* WORK REQUIRED:
Reproduce all of the material exactly as shown.

* EXCERPTED RECORDS:
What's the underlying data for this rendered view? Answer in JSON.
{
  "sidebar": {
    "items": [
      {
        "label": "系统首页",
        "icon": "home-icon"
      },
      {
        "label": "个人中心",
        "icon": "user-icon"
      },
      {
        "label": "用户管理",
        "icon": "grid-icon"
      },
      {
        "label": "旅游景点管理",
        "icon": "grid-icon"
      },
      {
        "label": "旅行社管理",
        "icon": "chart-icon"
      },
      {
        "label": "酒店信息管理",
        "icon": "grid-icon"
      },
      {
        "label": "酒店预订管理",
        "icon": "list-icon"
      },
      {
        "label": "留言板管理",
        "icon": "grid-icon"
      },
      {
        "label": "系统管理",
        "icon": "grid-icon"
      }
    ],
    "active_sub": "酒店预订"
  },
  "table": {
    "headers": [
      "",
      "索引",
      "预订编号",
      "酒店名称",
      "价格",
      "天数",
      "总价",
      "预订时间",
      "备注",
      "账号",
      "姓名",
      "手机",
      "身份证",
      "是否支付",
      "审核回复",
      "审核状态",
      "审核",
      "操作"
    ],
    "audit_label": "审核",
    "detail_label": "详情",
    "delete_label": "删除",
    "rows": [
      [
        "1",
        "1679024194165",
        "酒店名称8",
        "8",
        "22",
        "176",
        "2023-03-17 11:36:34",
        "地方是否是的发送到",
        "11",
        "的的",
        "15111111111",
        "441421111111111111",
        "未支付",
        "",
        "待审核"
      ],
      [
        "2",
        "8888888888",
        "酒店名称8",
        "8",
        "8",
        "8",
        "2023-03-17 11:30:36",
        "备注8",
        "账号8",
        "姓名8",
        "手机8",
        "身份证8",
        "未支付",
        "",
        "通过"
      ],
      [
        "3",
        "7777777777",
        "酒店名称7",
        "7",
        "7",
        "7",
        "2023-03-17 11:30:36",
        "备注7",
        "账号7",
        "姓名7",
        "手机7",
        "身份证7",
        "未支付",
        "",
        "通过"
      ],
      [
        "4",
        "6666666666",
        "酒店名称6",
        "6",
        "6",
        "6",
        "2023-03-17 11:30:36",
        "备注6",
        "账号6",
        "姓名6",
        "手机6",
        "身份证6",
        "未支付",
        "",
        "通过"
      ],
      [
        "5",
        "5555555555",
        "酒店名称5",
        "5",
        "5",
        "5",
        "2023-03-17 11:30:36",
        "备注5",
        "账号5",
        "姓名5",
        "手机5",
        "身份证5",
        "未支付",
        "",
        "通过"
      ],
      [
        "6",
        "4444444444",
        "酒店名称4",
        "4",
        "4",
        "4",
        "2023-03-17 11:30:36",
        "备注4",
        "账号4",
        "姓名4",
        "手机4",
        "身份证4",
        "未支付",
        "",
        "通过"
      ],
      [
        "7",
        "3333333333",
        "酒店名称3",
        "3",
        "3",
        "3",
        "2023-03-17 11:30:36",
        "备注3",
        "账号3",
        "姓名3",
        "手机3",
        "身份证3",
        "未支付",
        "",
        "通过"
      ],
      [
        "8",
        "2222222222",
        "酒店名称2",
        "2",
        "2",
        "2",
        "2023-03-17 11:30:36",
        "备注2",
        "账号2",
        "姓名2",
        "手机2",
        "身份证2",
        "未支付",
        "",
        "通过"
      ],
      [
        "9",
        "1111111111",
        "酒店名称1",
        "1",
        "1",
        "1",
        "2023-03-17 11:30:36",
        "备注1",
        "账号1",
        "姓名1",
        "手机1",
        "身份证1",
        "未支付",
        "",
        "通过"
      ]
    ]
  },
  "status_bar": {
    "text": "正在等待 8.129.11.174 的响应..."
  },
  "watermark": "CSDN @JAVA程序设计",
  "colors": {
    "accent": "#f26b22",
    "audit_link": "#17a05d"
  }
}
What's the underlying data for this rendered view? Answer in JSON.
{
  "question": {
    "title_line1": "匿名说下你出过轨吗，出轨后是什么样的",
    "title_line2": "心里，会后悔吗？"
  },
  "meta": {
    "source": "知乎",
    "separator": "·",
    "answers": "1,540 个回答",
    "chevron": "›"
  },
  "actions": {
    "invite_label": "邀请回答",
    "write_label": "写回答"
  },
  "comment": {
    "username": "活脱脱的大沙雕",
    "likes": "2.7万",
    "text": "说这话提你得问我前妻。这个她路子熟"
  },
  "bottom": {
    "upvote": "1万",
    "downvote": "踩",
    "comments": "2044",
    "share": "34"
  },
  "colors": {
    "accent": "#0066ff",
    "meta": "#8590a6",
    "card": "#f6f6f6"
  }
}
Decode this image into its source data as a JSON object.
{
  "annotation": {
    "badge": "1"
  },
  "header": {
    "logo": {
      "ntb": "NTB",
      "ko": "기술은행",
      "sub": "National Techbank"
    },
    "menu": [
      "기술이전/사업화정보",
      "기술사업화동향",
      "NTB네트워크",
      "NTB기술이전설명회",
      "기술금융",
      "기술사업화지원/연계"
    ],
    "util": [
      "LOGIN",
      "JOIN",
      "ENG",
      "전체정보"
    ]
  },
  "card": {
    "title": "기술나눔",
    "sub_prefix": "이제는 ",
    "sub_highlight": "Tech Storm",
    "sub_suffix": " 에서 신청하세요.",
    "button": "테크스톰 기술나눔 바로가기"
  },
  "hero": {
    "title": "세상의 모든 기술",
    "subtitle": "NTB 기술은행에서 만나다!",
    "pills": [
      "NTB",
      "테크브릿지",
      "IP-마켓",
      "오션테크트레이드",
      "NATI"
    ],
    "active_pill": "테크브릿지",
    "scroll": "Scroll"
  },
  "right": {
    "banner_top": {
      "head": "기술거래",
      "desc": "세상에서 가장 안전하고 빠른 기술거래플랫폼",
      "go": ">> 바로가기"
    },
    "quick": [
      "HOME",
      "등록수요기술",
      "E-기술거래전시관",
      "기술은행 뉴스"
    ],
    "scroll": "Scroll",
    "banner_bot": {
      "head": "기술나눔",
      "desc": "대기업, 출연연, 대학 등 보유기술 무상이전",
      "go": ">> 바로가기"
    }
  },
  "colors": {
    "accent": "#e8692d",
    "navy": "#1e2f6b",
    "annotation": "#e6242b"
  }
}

* TASK SOLUTION:
What's the underlying data for this rendered view? Answer in JSON.
{
  "sidebar": {
    "items": [
      {
        "label": "系统首页",
        "icon": "home-icon"
      },
      {
        "label": "个人中心",
        "icon": "user-icon"
      },
      {
        "label": "用户管理",
        "icon": "grid-icon"
      },
      {
        "label": "旅游景点管理",
        "icon": "grid-icon"
      },
      {
        "label": "旅行社管理",
        "icon": "chart-icon"
      },
      {
        "label": "酒店信息管理",
        "icon": "grid-icon"
      },
      {
        "label": "酒店预订管理",
        "icon": "list-icon"
      },
      {
        "label": "留言板管理",
        "icon": "grid-icon"
      },
      {
        "label": "系统管理",
        "icon": "grid-icon"
      }
    ],
    "active_sub": "酒店预订"
  },
  "table": {
    "headers": [
      "",
      "索引",
      "预订编号",
      "酒店名称",
      "价格",
      "天数",
      "总价",
      "预订时间",
      "备注",
      "账号",
      "姓名",
      "手机",
      "身份证",
      "是否支付",
      "审核回复",
      "审核状态",
      "审核",
      "操作"
    ],
    "audit_label": "审核",
    "detail_label": "详情",
    "delete_label": "删除",
    "rows": [
      [
        "1",
        "1679024194165",
        "酒店名称8",
        "8",
        "22",
        "176",
        "2023-03-17 11:36:34",
        "地方是否是的发送到",
        "11",
        "的的",
        "15111111111",
        "441421111111111111",
        "未支付",
        "",
        "待审核"
      ],
      [
        "2",
        "8888888888",
        "酒店名称8",
        "8",
        "8",
        "8",
        "2023-03-17 11:30:36",
        "备注8",
        "账号8",
        "姓名8",
        "手机8",
        "身份证8",
        "未支付",
        "",
        "通过"
      ],
      [
        "3",
        "7777777777",
        "酒店名称7",
        "7",
        "7",
        "7",
        "2023-03-17 11:30:36",
        "备注7",
        "账号7",
        "姓名7",
        "手机7",
        "身份证7",
        "未支付",
        "",
        "通过"
      ],
      [
        "4",
        "6666666666",
        "酒店名称6",
        "6",
        "6",
        "6",
        "2023-03-17 11:30:36",
        "备注6",
        "账号6",
        "姓名6",
        "手机6",
        "身份证6",
        "未支付",
        "",
        "通过"
      ],
      [
        "5",
        "5555555555",
        "酒店名称5",
        "5",
        "5",
        "5",
        "2023-03-17 11:30:36",
        "备注5",
        "账号5",
        "姓名5",
        "手机5",
        "身份证5",
        "未支付",
        "",
        "通过"
      ],
      [
        "6",
        "4444444444",
        "酒店名称4",
        "4",
        "4",
        "4",
        "2023-03-17 11:30:36",
        "备注4",
        "账号4",
        "姓名4",
        "手机4",
        "身份证4",
        "未支付",
        "",
        "通过"
      ],
      [
        "7",
        "3333333333",
        "酒店名称3",
        "3",
        "3",
        "3",
        "2023-03-17 11:30:36",
        "备注3",
        "账号3",
        "姓名3",
        "手机3",
        "身份证3",
        "未支付",
        "",
        "通过"
      ],
      [
        "8",
        "2222222222",
        "酒店名称2",
        "2",
        "2",
        "2",
        "2023-03-17 11:30:36",
        "备注2",
        "账号2",
        "姓名2",
        "手机2",
        "身份证2",
        "未支付",
        "",
        "通过"
      ],
      [
        "9",
        "1111111111",
        "酒店名称1",
        "1",
        "1",
        "1",
        "2023-03-17 11:30:36",
        "备注1",
        "账号1",
        "姓名1",
        "手机1",
        "身份证1",
        "未支付",
        "",
        "通过"
      ]
    ]
  },
  "status_bar": {
    "text": "正在等待 8.129.11.174 的响应..."
  },
  "watermark": "CSDN @JAVA程序设计",
  "colors": {
    "accent": "#f26b22",
    "audit_link": "#17a05d"
  }
}
What's the underlying data for this rendered view? Answer in JSON.
{
  "question": {
    "title_line1": "匿名说下你出过轨吗，出轨后是什么样的",
    "title_line2": "心里，会后悔吗？"
  },
  "meta": {
    "source": "知乎",
    "separator": "·",
    "answers": "1,540 个回答",
    "chevron": "›"
  },
  "actions": {
    "invite_label": "邀请回答",
    "write_label": "写回答"
  },
  "comment": {
    "username": "活脱脱的大沙雕",
    "likes": "2.7万",
    "text": "说这话提你得问我前妻。这个她路子熟"
  },
  "bottom": {
    "upvote": "1万",
    "downvote": "踩",
    "comments": "2044",
    "share": "34"
  },
  "colors": {
    "accent": "#0066ff",
    "meta": "#8590a6",
    "card": "#f6f6f6"
  }
}
Decode this image into its source data as a JSON object.
{
  "annotation": {
    "badge": "1"
  },
  "header": {
    "logo": {
      "ntb": "NTB",
      "ko": "기술은행",
      "sub": "National Techbank"
    },
    "menu": [
      "기술이전/사업화정보",
      "기술사업화동향",
      "NTB네트워크",
      "NTB기술이전설명회",
      "기술금융",
      "기술사업화지원/연계"
    ],
    "util": [
      "LOGIN",
      "JOIN",
      "ENG",
      "전체정보"
    ]
  },
  "card": {
    "title": "기술나눔",
    "sub_prefix": "이제는 ",
    "sub_highlight": "Tech Storm",
    "sub_suffix": " 에서 신청하세요.",
    "button": "테크스톰 기술나눔 바로가기"
  },
  "hero": {
    "title": "세상의 모든 기술",
    "subtitle": "NTB 기술은행에서 만나다!",
    "pills": [
      "NTB",
      "테크브릿지",
      "IP-마켓",
      "오션테크트레이드",
      "NATI"
    ],
    "active_pill": "테크브릿지",
    "scroll": "Scroll"
  },
  "right": {
    "banner_top": {
      "head": "기술거래",
      "desc": "세상에서 가장 안전하고 빠른 기술거래플랫폼",
      "go": ">> 바로가기"
    },
    "quick": [
      "HOME",
      "등록수요기술",
      "E-기술거래전시관",
      "기술은행 뉴스"
    ],
    "scroll": "Scroll",
    "banner_bot": {
      "head": "기술나눔",
      "desc": "대기업, 출연연, 대학 등 보유기술 무상이전",
      "go": ">> 바로가기"
    }
  },
  "colors": {
    "accent": "#e8692d",
    "navy": "#1e2f6b",
    "annotation": "#e6242b"
  }
}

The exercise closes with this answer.